Scan the material below for lines with the word "What" and report how many there are, with nothing added.

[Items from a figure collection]

* Begin *

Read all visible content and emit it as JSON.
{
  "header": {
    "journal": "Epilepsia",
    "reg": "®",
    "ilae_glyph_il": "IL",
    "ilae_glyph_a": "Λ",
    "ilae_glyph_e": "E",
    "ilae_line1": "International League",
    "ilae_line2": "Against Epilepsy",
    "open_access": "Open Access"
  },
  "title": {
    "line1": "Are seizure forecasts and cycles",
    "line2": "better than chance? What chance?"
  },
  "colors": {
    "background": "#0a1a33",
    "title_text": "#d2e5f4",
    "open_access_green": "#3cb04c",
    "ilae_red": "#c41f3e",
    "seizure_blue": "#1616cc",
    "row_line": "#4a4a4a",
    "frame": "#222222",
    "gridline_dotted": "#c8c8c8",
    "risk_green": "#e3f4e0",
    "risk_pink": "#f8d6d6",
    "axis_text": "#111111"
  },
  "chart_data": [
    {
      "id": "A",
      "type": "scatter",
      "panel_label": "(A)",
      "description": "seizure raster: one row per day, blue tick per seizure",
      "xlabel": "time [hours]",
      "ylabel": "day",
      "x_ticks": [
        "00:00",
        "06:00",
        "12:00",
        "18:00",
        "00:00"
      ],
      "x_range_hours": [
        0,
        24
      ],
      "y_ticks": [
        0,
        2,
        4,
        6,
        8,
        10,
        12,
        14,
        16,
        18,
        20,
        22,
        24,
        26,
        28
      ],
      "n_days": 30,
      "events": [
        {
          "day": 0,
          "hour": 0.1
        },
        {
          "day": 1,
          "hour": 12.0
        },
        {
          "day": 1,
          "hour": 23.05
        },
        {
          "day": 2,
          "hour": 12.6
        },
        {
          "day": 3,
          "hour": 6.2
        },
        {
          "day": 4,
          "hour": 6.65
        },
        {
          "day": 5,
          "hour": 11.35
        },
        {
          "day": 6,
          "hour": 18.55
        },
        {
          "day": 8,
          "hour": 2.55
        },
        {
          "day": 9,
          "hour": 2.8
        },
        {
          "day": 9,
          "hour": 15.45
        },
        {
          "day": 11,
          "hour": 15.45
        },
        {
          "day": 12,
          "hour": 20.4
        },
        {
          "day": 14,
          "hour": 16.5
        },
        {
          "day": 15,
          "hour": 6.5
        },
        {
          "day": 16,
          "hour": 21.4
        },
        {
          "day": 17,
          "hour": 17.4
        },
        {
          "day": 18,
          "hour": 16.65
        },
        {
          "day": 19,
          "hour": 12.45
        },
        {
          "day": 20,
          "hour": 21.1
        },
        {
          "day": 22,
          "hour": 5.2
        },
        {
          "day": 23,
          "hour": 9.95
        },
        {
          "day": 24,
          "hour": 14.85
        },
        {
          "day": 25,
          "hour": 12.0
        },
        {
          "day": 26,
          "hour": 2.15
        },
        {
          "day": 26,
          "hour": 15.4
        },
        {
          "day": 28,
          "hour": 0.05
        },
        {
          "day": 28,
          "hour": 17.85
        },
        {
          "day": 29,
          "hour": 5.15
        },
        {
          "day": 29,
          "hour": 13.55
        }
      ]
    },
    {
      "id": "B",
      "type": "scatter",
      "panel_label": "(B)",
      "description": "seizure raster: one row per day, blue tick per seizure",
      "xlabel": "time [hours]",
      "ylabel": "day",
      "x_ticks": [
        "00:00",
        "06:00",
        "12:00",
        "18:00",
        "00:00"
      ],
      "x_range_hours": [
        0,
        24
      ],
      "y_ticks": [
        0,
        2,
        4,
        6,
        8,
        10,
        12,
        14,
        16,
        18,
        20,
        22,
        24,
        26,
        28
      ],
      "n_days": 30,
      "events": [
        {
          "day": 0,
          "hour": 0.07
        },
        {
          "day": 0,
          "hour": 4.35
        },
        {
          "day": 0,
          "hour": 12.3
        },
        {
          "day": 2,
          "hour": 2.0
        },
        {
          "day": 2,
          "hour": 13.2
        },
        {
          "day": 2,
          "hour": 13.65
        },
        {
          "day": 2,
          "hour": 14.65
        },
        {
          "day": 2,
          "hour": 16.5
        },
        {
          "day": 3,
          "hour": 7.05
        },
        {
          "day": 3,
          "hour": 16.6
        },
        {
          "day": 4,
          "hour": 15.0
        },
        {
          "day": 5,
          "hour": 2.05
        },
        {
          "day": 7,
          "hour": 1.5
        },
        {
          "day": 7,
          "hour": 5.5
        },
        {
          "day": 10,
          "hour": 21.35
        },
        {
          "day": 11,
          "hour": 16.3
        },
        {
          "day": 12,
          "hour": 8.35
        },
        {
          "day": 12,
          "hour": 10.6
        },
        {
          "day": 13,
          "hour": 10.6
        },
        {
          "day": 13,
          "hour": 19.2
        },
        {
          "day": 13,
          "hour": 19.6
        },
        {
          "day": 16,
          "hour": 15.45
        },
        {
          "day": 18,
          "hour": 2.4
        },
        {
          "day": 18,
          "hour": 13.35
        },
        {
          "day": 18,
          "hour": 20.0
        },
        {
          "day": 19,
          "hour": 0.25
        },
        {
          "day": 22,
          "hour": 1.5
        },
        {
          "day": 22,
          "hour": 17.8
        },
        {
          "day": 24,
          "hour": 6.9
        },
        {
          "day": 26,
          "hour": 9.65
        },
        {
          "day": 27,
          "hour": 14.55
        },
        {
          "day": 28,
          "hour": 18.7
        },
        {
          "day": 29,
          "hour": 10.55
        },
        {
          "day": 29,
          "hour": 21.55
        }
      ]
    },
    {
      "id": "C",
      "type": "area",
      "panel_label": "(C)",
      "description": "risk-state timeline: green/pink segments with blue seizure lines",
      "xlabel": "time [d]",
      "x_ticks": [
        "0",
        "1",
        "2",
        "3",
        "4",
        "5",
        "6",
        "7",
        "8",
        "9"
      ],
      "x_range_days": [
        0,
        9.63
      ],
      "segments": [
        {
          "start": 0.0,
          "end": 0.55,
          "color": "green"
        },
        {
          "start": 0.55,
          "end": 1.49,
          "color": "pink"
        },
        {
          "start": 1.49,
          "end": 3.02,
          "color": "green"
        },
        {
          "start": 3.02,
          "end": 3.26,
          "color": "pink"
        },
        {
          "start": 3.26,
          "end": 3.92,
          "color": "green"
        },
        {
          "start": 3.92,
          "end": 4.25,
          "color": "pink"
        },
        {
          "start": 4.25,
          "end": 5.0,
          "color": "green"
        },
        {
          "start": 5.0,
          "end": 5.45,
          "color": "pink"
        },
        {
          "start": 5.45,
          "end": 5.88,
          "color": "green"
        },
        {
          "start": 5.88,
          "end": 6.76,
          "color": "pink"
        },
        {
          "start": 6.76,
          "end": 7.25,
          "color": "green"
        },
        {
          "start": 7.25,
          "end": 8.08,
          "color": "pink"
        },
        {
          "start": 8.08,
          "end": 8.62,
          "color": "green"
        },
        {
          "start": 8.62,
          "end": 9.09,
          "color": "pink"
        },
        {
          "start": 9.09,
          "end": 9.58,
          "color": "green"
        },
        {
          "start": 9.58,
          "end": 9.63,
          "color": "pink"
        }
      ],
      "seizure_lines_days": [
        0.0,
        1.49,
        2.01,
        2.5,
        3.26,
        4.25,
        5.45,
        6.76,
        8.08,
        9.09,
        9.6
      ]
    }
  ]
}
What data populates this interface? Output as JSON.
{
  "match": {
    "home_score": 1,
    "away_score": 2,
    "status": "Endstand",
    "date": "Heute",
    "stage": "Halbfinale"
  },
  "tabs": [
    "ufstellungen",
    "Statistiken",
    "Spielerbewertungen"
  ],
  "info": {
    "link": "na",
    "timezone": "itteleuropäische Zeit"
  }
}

* End *

### Answer to this exercise
2